Raw records
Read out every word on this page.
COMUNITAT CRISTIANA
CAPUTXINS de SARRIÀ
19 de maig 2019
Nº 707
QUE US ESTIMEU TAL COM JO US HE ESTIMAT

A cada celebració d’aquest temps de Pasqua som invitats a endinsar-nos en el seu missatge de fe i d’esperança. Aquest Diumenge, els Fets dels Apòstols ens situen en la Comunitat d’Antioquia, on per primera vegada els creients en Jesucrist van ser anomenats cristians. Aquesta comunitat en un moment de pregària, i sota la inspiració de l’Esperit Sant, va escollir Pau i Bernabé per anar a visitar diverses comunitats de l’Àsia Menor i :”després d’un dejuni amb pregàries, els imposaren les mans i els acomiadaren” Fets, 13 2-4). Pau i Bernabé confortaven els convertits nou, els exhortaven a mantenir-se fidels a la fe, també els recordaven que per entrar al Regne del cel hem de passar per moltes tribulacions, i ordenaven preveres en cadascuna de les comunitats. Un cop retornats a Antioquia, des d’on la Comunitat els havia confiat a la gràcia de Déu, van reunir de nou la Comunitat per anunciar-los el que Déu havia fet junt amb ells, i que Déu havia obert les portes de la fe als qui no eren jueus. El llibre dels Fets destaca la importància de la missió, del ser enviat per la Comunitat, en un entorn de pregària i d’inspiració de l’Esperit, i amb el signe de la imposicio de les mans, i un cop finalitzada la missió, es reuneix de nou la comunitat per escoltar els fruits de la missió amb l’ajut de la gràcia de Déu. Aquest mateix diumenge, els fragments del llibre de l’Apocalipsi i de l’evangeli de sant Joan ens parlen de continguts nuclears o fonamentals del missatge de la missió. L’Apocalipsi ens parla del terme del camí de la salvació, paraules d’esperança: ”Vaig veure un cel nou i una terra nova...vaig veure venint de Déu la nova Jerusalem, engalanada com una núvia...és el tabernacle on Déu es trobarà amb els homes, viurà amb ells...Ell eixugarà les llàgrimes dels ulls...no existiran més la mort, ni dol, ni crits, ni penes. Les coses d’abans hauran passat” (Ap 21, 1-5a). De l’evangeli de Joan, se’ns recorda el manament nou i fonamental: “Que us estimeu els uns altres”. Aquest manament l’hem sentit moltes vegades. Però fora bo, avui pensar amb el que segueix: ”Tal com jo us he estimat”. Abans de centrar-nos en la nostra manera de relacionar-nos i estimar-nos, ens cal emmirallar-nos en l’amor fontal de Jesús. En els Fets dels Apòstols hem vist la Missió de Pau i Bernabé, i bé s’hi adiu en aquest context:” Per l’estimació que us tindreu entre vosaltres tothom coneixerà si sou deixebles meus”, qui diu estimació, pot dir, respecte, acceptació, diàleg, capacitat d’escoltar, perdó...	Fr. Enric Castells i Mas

* * *

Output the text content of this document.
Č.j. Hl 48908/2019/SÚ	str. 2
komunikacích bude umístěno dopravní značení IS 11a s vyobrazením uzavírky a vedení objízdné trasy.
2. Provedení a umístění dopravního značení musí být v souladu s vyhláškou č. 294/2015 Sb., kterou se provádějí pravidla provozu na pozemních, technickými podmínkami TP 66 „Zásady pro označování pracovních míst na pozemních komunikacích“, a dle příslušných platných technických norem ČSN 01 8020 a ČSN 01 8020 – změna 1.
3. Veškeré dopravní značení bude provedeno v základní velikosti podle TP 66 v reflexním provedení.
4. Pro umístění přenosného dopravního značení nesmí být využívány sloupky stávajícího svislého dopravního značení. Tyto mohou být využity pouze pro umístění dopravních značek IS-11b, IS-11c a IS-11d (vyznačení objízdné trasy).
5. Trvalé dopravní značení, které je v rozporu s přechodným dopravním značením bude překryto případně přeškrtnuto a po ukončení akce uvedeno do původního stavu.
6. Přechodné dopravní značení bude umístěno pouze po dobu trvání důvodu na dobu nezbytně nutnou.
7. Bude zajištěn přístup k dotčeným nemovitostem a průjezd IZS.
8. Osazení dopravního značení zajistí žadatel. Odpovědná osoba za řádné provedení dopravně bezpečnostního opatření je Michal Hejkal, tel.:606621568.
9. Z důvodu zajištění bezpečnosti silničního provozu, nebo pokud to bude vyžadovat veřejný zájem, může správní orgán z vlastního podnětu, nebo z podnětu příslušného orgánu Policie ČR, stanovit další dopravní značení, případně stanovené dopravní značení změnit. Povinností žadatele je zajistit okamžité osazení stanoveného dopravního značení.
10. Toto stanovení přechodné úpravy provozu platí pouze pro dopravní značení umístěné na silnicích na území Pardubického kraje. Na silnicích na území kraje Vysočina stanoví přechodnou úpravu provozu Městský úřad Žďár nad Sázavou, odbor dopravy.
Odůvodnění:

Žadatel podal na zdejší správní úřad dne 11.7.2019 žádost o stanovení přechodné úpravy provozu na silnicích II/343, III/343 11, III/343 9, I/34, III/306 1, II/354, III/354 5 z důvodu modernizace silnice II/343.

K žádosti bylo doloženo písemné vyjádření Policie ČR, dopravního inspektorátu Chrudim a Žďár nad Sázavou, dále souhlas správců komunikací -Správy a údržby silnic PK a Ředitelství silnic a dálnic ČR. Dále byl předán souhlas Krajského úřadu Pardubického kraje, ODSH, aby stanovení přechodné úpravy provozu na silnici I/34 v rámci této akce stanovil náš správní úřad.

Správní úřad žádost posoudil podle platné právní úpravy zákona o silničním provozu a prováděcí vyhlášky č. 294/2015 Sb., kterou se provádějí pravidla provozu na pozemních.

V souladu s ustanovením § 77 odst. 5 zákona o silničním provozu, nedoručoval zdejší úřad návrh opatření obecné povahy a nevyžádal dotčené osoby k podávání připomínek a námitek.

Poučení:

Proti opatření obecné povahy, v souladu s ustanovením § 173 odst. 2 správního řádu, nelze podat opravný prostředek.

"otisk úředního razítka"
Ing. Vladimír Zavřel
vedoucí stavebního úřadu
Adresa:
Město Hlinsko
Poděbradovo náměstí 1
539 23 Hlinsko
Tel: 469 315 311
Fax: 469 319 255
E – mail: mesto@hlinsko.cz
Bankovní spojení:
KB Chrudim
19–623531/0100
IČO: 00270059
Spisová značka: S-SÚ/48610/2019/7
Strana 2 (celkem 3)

==

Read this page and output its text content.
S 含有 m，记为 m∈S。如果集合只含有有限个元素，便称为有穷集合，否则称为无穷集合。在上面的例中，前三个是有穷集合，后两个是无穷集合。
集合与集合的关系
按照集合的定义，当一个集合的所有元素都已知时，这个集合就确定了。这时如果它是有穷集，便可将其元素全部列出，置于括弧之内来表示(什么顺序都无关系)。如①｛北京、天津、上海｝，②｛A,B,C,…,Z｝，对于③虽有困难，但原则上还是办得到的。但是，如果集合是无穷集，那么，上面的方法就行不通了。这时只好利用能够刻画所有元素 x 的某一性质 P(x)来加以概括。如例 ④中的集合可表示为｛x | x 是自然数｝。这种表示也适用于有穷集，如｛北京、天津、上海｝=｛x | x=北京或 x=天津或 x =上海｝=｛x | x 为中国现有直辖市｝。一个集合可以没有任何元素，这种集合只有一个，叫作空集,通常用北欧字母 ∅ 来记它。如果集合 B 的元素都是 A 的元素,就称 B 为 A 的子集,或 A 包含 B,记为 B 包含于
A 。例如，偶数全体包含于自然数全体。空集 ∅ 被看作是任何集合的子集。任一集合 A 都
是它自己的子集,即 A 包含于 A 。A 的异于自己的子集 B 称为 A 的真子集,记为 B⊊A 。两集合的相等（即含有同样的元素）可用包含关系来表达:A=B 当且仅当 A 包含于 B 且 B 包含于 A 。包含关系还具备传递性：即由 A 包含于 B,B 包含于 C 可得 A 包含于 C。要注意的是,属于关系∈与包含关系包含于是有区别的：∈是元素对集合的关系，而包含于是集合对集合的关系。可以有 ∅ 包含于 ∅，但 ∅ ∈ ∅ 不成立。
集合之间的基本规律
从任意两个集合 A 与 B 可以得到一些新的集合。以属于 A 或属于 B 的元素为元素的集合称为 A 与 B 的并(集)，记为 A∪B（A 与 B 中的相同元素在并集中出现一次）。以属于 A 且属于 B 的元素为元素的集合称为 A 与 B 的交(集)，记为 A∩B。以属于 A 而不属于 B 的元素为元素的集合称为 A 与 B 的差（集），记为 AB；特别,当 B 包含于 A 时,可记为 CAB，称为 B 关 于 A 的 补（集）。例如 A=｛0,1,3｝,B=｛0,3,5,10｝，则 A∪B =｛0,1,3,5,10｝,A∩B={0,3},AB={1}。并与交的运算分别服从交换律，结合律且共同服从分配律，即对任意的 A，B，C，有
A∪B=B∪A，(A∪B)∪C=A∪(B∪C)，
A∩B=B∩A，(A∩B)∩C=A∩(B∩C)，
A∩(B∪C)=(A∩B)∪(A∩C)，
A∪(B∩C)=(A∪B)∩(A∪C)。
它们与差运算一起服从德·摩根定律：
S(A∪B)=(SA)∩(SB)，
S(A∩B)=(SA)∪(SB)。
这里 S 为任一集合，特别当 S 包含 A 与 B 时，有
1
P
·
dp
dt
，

Objective
Check every line in the material above for the string "ustanovením", then give only the number of lines that have it.

Output
2